**WORK TO DO:** Print all of the lines exactly. Any picture among them stays out.

**ENTRIES:**
★ ★ ★ ★ ★ ★ ★

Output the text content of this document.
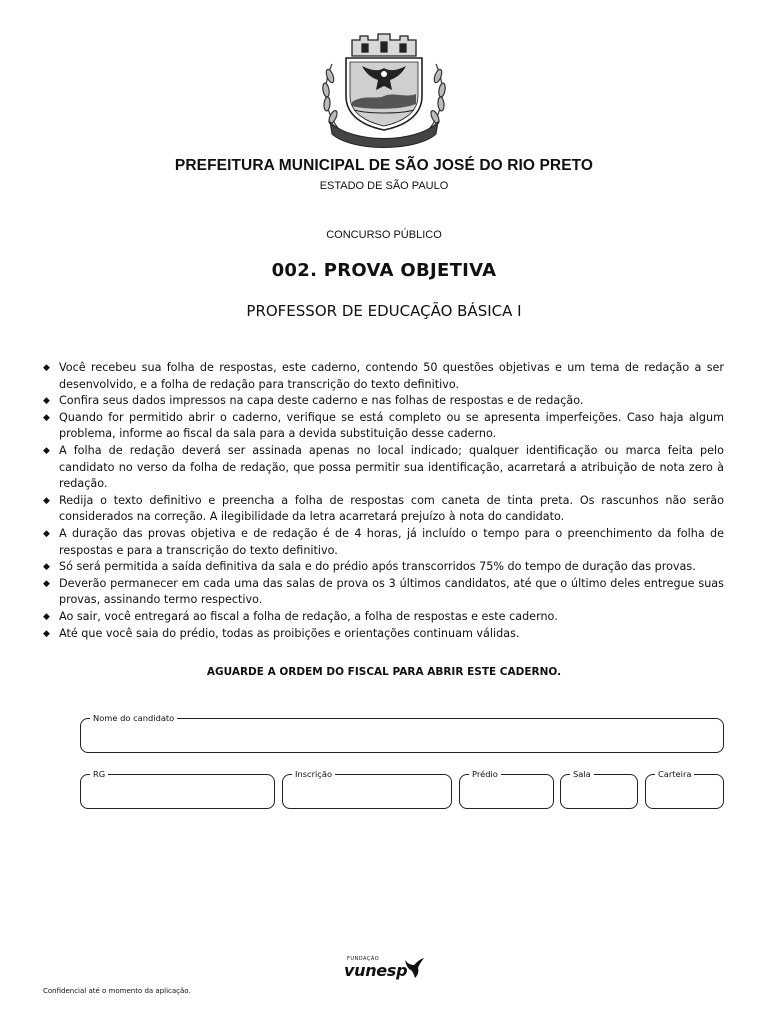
PREFEITURA MUNICIPAL DE SÃO JOSÉ DO RIO PRETO
ESTADO DE SÃO PAULO
CONCURSO PÚBLICO
002. PROVA OBJETIVA
PROFESSOR DE EDUCAÇÃO BÁSICA I
◆ Você recebeu sua folha de respostas, este caderno, contendo 50 questões objetivas e um tema de redação a ser desenvolvido, e a folha de redação para transcrição do texto definitivo.
◆ Confira seus dados impressos na capa deste caderno e nas folhas de respostas e de redação.
◆ Quando for permitido abrir o caderno, verifique se está completo ou se apresenta imperfeições. Caso haja algum problema, informe ao fiscal da sala para a devida substituição desse caderno.
◆ A folha de redação deverá ser assinada apenas no local indicado; qualquer identificação ou marca feita pelo candidato no verso da folha de redação, que possa permitir sua identificação, acarretará a atribuição de nota zero à redação.
◆ Redija o texto definitivo e preencha a folha de respostas com caneta de tinta preta. Os rascunhos não serão considerados na correção. A ilegibilidade da letra acarretará prejuízo à nota do candidato.
◆ A duração das provas objetiva e de redação é de 4 horas, já incluído o tempo para o preenchimento da folha de respostas e para a transcrição do texto definitivo.
◆ Só será permitida a saída definitiva da sala e do prédio após transcorridos 75% do tempo de duração das provas.
◆ Deverão permanecer em cada uma das salas de prova os 3 últimos candidatos, até que o último deles entregue suas provas, assinando termo respectivo.
◆ Ao sair, você entregará ao fiscal a folha de redação, a folha de respostas e este caderno.
◆ Até que você saia do prédio, todas as proibições e orientações continuam válidas.
AGUARDE A ORDEM DO FISCAL PARA ABRIR ESTE CADERNO.
Nome do candidato
RG	Inscrição	Prédio	Sala	Carteira
FUNDAÇÃO
vunesp
Confidencial até o momento da aplicação.
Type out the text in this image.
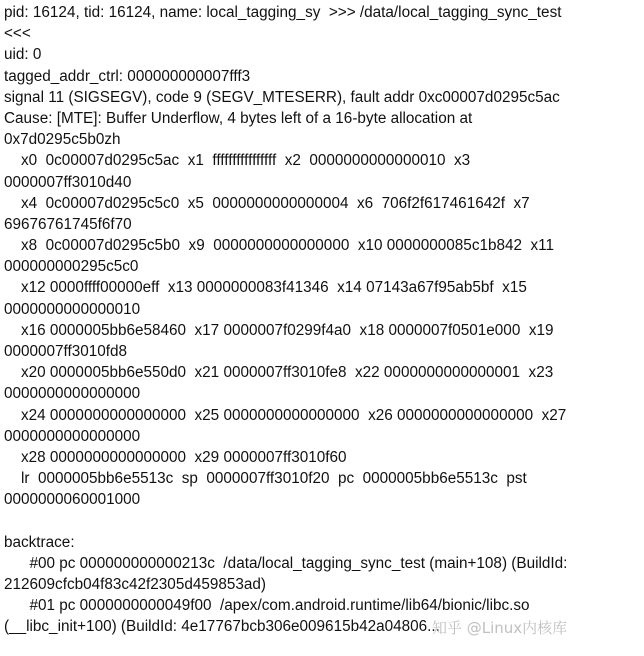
pid: 16124, tid: 16124, name: local_tagging_sy  >>> /data/local_tagging_sync_test
<<<
uid: 0
tagged_addr_ctrl: 000000000007fff3
signal 11 (SIGSEGV), code 9 (SEGV_MTESERR), fault addr 0xc00007d0295c5ac
Cause: [MTE]: Buffer Underflow, 4 bytes left of a 16-byte allocation at
0x7d0295c5b0zh
x0  0c00007d0295c5ac  x1  ffffffffffffffff  x2  0000000000000010  x3
0000007ff3010d40
x4  0c00007d0295c5c0  x5  0000000000000004  x6  706f2f617461642f  x7
69676761745f6f70
x8  0c00007d0295c5b0  x9  0000000000000000  x10 0000000085c1b842  x11
000000000295c5c0
x12 0000ffff00000eff  x13 0000000083f41346  x14 07143a67f95ab5bf  x15
0000000000000010
x16 0000005bb6e58460  x17 0000007f0299f4a0  x18 0000007f0501e000  x19
0000007ff3010fd8
x20 0000005bb6e550d0  x21 0000007ff3010fe8  x22 0000000000000001  x23
0000000000000000
x24 0000000000000000  x25 0000000000000000  x26 0000000000000000  x27
0000000000000000
x28 0000000000000000  x29 0000007ff3010f60
lr  0000005bb6e5513c  sp  0000007ff3010f20  pc  0000005bb6e5513c  pst
0000000060001000
backtrace:
#00 pc 000000000000213c  /data/local_tagging_sync_test (main+108) (BuildId:
212609cfcb04f83c42f2305d459853ad)
#01 pc 0000000000049f00  /apex/com.android.runtime/lib64/bionic/libc.so
(__libc_init+100) (BuildId: 4e17767bcb306e009615b42a04806...
知乎 @Linux内核库
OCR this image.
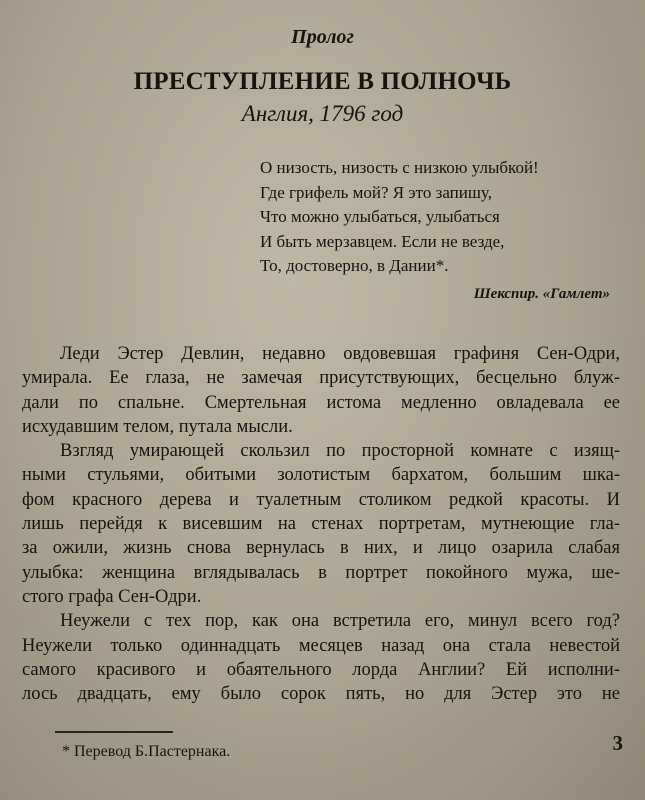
Пролог
ПРЕСТУПЛЕНИЕ В ПОЛНОЧЬ
Англия, 1796 год
О низость, низость с низкою улыбкой!
Где грифель мой? Я это запишу,
Что можно улыбаться, улыбаться
И быть мерзавцем. Если не везде,
То, достоверно, в Дании*.
Шекспир. «Гамлет»
Леди Эстер Девлин, недавно овдовевшая графиня Сен-Одри,
умирала. Ее глаза, не замечая присутствующих, бесцельно блуж-
дали по спальне. Смертельная истома медленно овладевала ее
исхудавшим телом, путала мысли.
Взгляд умирающей скользил по просторной комнате с изящ-
ными стульями, обитыми золотистым бархатом, большим шка-
фом красного дерева и туалетным столиком редкой красоты. И
лишь перейдя к висевшим на стенах портретам, мутнеющие гла-
за ожили, жизнь снова вернулась в них, и лицо озарила слабая
улыбка: женщина вглядывалась в портрет покойного мужа, ше-
стого графа Сен-Одри.
Неужели с тех пор, как она встретила его, минул всего год?
Неужели только одиннадцать месяцев назад она стала невестой
самого красивого и обаятельного лорда Англии? Ей исполни-
лось двадцать, ему было сорок пять, но для Эстер это не
* Перевод Б.Пастернака.	3
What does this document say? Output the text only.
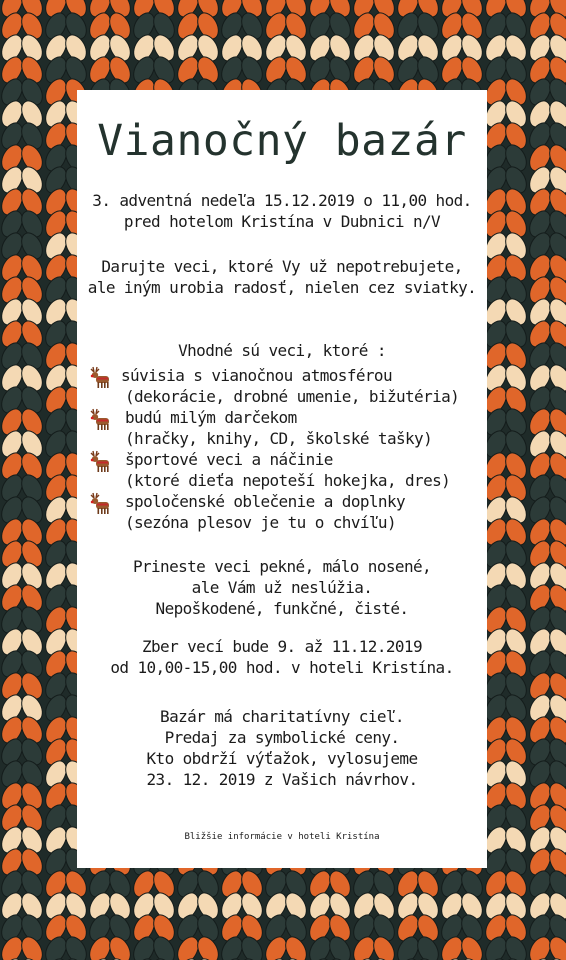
Vianočný bazár
3. adventná nedeľa 15.12.2019 o 11,00 hod.
pred hotelom Kristína v Dubnici n/V
Darujte veci, ktoré Vy už nepotrebujete,
ale iným urobia radosť, nielen cez sviatky.
Vhodné sú veci, ktoré :
súvisia s vianočnou atmosférou
(dekorácie, drobné umenie, bižutéria)
budú milým darčekom
(hračky, knihy, CD, školské tašky)
športové veci a náčinie
(ktoré dieťa nepoteší hokejka, dres)
spoločenské oblečenie a doplnky
(sezóna plesov je tu o chvíľu)
Prineste veci pekné, málo nosené,
ale Vám už neslúžia.
Nepoškodené, funkčné, čisté.
Zber vecí bude 9. až 11.12.2019
od 10,00-15,00 hod. v hoteli Kristína.
Bazár má charitatívny cieľ.
Predaj za symbolické ceny.
Kto obdrží výťažok, vylosujeme
23. 12. 2019 z Vašich návrhov.
Bližšie informácie v hoteli Kristína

★ ★ ★ ★ ★ ★ ★

**SOLUTION BELOW:**
Output the text content of this document.
PREFEITURA MUNICIPAL DE SÃO JOSÉ DO RIO PRETO
ESTADO DE SÃO PAULO
CONCURSO PÚBLICO
002. PROVA OBJETIVA
PROFESSOR DE EDUCAÇÃO BÁSICA I
◆ Você recebeu sua folha de respostas, este caderno, contendo 50 questões objetivas e um tema de redação a ser desenvolvido, e a folha de redação para transcrição do texto definitivo.
◆ Confira seus dados impressos na capa deste caderno e nas folhas de respostas e de redação.
◆ Quando for permitido abrir o caderno, verifique se está completo ou se apresenta imperfeições. Caso haja algum problema, informe ao fiscal da sala para a devida substituição desse caderno.
◆ A folha de redação deverá ser assinada apenas no local indicado; qualquer identificação ou marca feita pelo candidato no verso da folha de redação, que possa permitir sua identificação, acarretará a atribuição de nota zero à redação.
◆ Redija o texto definitivo e preencha a folha de respostas com caneta de tinta preta. Os rascunhos não serão considerados na correção. A ilegibilidade da letra acarretará prejuízo à nota do candidato.
◆ A duração das provas objetiva e de redação é de 4 horas, já incluído o tempo para o preenchimento da folha de respostas e para a transcrição do texto definitivo.
◆ Só será permitida a saída definitiva da sala e do prédio após transcorridos 75% do tempo de duração das provas.
◆ Deverão permanecer em cada uma das salas de prova os 3 últimos candidatos, até que o último deles entregue suas provas, assinando termo respectivo.
◆ Ao sair, você entregará ao fiscal a folha de redação, a folha de respostas e este caderno.
◆ Até que você saia do prédio, todas as proibições e orientações continuam válidas.
AGUARDE A ORDEM DO FISCAL PARA ABRIR ESTE CADERNO.
Nome do candidato
RG	Inscrição	Prédio	Sala	Carteira
FUNDAÇÃO
vunesp
Confidencial até o momento da aplicação.
Type out the text in this image.
pid: 16124, tid: 16124, name: local_tagging_sy  >>> /data/local_tagging_sync_test
<<<
uid: 0
tagged_addr_ctrl: 000000000007fff3
signal 11 (SIGSEGV), code 9 (SEGV_MTESERR), fault addr 0xc00007d0295c5ac
Cause: [MTE]: Buffer Underflow, 4 bytes left of a 16-byte allocation at
0x7d0295c5b0zh
x0  0c00007d0295c5ac  x1  ffffffffffffffff  x2  0000000000000010  x3
0000007ff3010d40
x4  0c00007d0295c5c0  x5  0000000000000004  x6  706f2f617461642f  x7
69676761745f6f70
x8  0c00007d0295c5b0  x9  0000000000000000  x10 0000000085c1b842  x11
000000000295c5c0
x12 0000ffff00000eff  x13 0000000083f41346  x14 07143a67f95ab5bf  x15
0000000000000010
x16 0000005bb6e58460  x17 0000007f0299f4a0  x18 0000007f0501e000  x19
0000007ff3010fd8
x20 0000005bb6e550d0  x21 0000007ff3010fe8  x22 0000000000000001  x23
0000000000000000
x24 0000000000000000  x25 0000000000000000  x26 0000000000000000  x27
0000000000000000
x28 0000000000000000  x29 0000007ff3010f60
lr  0000005bb6e5513c  sp  0000007ff3010f20  pc  0000005bb6e5513c  pst
0000000060001000
backtrace:
#00 pc 000000000000213c  /data/local_tagging_sync_test (main+108) (BuildId:
212609cfcb04f83c42f2305d459853ad)
#01 pc 0000000000049f00  /apex/com.android.runtime/lib64/bionic/libc.so
(__libc_init+100) (BuildId: 4e17767bcb306e009615b42a04806...
知乎 @Linux内核库
OCR this image.
Пролог
ПРЕСТУПЛЕНИЕ В ПОЛНОЧЬ
Англия, 1796 год
О низость, низость с низкою улыбкой!
Где грифель мой? Я это запишу,
Что можно улыбаться, улыбаться
И быть мерзавцем. Если не везде,
То, достоверно, в Дании*.
Шекспир. «Гамлет»
Леди Эстер Девлин, недавно овдовевшая графиня Сен-Одри,
умирала. Ее глаза, не замечая присутствующих, бесцельно блуж-
дали по спальне. Смертельная истома медленно овладевала ее
исхудавшим телом, путала мысли.
Взгляд умирающей скользил по просторной комнате с изящ-
ными стульями, обитыми золотистым бархатом, большим шка-
фом красного дерева и туалетным столиком редкой красоты. И
лишь перейдя к висевшим на стенах портретам, мутнеющие гла-
за ожили, жизнь снова вернулась в них, и лицо озарила слабая
улыбка: женщина вглядывалась в портрет покойного мужа, ше-
стого графа Сен-Одри.
Неужели с тех пор, как она встретила его, минул всего год?
Неужели только одиннадцать месяцев назад она стала невестой
самого красивого и обаятельного лорда Англии? Ей исполни-
лось двадцать, ему было сорок пять, но для Эстер это не
* Перевод Б.Пастернака.	3
What does this document say? Output the text only.
Vianočný bazár
3. adventná nedeľa 15.12.2019 o 11,00 hod.
pred hotelom Kristína v Dubnici n/V
Darujte veci, ktoré Vy už nepotrebujete,
ale iným urobia radosť, nielen cez sviatky.
Vhodné sú veci, ktoré :
súvisia s vianočnou atmosférou
(dekorácie, drobné umenie, bižutéria)
budú milým darčekom
(hračky, knihy, CD, školské tašky)
športové veci a náčinie
(ktoré dieťa nepoteší hokejka, dres)
spoločenské oblečenie a doplnky
(sezóna plesov je tu o chvíľu)
Prineste veci pekné, málo nosené,
ale Vám už neslúžia.
Nepoškodené, funkčné, čisté.
Zber vecí bude 9. až 11.12.2019
od 10,00-15,00 hod. v hoteli Kristína.
Bazár má charitatívny cieľ.
Predaj za symbolické ceny.
Kto obdrží výťažok, vylosujeme
23. 12. 2019 z Vašich návrhov.
Bližšie informácie v hoteli Kristína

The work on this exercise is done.